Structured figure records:

* Begin *

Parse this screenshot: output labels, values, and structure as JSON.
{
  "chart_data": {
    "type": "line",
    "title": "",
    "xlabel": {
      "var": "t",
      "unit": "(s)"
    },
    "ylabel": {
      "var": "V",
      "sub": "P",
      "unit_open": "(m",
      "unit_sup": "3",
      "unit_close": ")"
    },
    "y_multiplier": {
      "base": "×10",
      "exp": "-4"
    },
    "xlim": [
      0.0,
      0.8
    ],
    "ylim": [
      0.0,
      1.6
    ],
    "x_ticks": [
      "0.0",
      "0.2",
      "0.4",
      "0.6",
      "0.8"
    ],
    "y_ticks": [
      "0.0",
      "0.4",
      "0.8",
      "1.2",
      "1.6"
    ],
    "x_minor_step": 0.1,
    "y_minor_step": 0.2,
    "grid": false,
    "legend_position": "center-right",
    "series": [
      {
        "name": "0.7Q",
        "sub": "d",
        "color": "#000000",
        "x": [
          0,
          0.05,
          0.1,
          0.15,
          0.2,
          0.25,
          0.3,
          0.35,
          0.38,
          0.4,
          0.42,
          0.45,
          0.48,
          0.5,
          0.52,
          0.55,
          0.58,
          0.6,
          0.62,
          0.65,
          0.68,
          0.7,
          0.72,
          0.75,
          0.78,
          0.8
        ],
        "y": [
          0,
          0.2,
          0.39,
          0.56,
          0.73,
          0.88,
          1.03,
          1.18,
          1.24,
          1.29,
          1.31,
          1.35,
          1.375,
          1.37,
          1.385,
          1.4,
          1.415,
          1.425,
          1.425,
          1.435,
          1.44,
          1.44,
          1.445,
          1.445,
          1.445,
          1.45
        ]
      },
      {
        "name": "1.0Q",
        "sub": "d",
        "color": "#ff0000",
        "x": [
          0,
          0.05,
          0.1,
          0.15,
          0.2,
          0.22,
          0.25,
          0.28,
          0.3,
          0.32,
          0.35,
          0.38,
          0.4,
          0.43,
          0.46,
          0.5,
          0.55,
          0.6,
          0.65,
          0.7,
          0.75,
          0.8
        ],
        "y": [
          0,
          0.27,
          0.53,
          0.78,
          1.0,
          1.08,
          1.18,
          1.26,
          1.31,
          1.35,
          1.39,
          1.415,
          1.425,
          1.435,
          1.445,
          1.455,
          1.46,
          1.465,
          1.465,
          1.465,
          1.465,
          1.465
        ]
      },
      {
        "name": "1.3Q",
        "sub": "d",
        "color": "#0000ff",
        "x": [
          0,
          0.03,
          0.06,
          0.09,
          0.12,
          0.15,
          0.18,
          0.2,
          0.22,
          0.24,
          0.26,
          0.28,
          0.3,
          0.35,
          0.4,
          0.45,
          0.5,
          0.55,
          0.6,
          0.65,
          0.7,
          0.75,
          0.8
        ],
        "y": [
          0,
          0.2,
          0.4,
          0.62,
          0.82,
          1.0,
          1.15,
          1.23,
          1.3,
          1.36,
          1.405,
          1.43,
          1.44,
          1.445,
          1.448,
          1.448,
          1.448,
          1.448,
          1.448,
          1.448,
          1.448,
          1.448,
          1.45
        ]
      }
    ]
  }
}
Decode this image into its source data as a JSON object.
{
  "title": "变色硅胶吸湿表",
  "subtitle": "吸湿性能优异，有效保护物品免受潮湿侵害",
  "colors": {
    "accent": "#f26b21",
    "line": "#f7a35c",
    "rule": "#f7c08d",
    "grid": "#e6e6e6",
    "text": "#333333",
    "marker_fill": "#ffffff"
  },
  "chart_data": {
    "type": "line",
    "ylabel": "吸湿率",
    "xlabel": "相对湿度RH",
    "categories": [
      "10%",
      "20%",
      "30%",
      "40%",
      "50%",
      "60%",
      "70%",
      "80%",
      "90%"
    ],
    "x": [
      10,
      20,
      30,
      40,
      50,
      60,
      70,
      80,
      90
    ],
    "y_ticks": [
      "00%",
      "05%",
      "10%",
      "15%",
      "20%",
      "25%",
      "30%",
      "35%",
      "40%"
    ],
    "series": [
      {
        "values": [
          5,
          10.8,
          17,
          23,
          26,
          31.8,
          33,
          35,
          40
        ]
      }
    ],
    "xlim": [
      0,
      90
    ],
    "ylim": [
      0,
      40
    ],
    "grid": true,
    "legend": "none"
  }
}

* End *

■ Problem requirements:
Produce an exact copy of all the records.

■ In response:
Parse this screenshot: output labels, values, and structure as JSON.
{
  "chart_data": {
    "type": "line",
    "title": "",
    "xlabel": {
      "var": "t",
      "unit": "(s)"
    },
    "ylabel": {
      "var": "V",
      "sub": "P",
      "unit_open": "(m",
      "unit_sup": "3",
      "unit_close": ")"
    },
    "y_multiplier": {
      "base": "×10",
      "exp": "-4"
    },
    "xlim": [
      0.0,
      0.8
    ],
    "ylim": [
      0.0,
      1.6
    ],
    "x_ticks": [
      "0.0",
      "0.2",
      "0.4",
      "0.6",
      "0.8"
    ],
    "y_ticks": [
      "0.0",
      "0.4",
      "0.8",
      "1.2",
      "1.6"
    ],
    "x_minor_step": 0.1,
    "y_minor_step": 0.2,
    "grid": false,
    "legend_position": "center-right",
    "series": [
      {
        "name": "0.7Q",
        "sub": "d",
        "color": "#000000",
        "x": [
          0,
          0.05,
          0.1,
          0.15,
          0.2,
          0.25,
          0.3,
          0.35,
          0.38,
          0.4,
          0.42,
          0.45,
          0.48,
          0.5,
          0.52,
          0.55,
          0.58,
          0.6,
          0.62,
          0.65,
          0.68,
          0.7,
          0.72,
          0.75,
          0.78,
          0.8
        ],
        "y": [
          0,
          0.2,
          0.39,
          0.56,
          0.73,
          0.88,
          1.03,
          1.18,
          1.24,
          1.29,
          1.31,
          1.35,
          1.375,
          1.37,
          1.385,
          1.4,
          1.415,
          1.425,
          1.425,
          1.435,
          1.44,
          1.44,
          1.445,
          1.445,
          1.445,
          1.45
        ]
      },
      {
        "name": "1.0Q",
        "sub": "d",
        "color": "#ff0000",
        "x": [
          0,
          0.05,
          0.1,
          0.15,
          0.2,
          0.22,
          0.25,
          0.28,
          0.3,
          0.32,
          0.35,
          0.38,
          0.4,
          0.43,
          0.46,
          0.5,
          0.55,
          0.6,
          0.65,
          0.7,
          0.75,
          0.8
        ],
        "y": [
          0,
          0.27,
          0.53,
          0.78,
          1.0,
          1.08,
          1.18,
          1.26,
          1.31,
          1.35,
          1.39,
          1.415,
          1.425,
          1.435,
          1.445,
          1.455,
          1.46,
          1.465,
          1.465,
          1.465,
          1.465,
          1.465
        ]
      },
      {
        "name": "1.3Q",
        "sub": "d",
        "color": "#0000ff",
        "x": [
          0,
          0.03,
          0.06,
          0.09,
          0.12,
          0.15,
          0.18,
          0.2,
          0.22,
          0.24,
          0.26,
          0.28,
          0.3,
          0.35,
          0.4,
          0.45,
          0.5,
          0.55,
          0.6,
          0.65,
          0.7,
          0.75,
          0.8
        ],
        "y": [
          0,
          0.2,
          0.4,
          0.62,
          0.82,
          1.0,
          1.15,
          1.23,
          1.3,
          1.36,
          1.405,
          1.43,
          1.44,
          1.445,
          1.448,
          1.448,
          1.448,
          1.448,
          1.448,
          1.448,
          1.448,
          1.448,
          1.45
        ]
      }
    ]
  }
}
Decode this image into its source data as a JSON object.
{
  "title": "变色硅胶吸湿表",
  "subtitle": "吸湿性能优异，有效保护物品免受潮湿侵害",
  "colors": {
    "accent": "#f26b21",
    "line": "#f7a35c",
    "rule": "#f7c08d",
    "grid": "#e6e6e6",
    "text": "#333333",
    "marker_fill": "#ffffff"
  },
  "chart_data": {
    "type": "line",
    "ylabel": "吸湿率",
    "xlabel": "相对湿度RH",
    "categories": [
      "10%",
      "20%",
      "30%",
      "40%",
      "50%",
      "60%",
      "70%",
      "80%",
      "90%"
    ],
    "x": [
      10,
      20,
      30,
      40,
      50,
      60,
      70,
      80,
      90
    ],
    "y_ticks": [
      "00%",
      "05%",
      "10%",
      "15%",
      "20%",
      "25%",
      "30%",
      "35%",
      "40%"
    ],
    "series": [
      {
        "values": [
          5,
          10.8,
          17,
          23,
          26,
          31.8,
          33,
          35,
          40
        ]
      }
    ],
    "xlim": [
      0,
      90
    ],
    "ylim": [
      0,
      40
    ],
    "grid": true,
    "legend": "none"
  }
}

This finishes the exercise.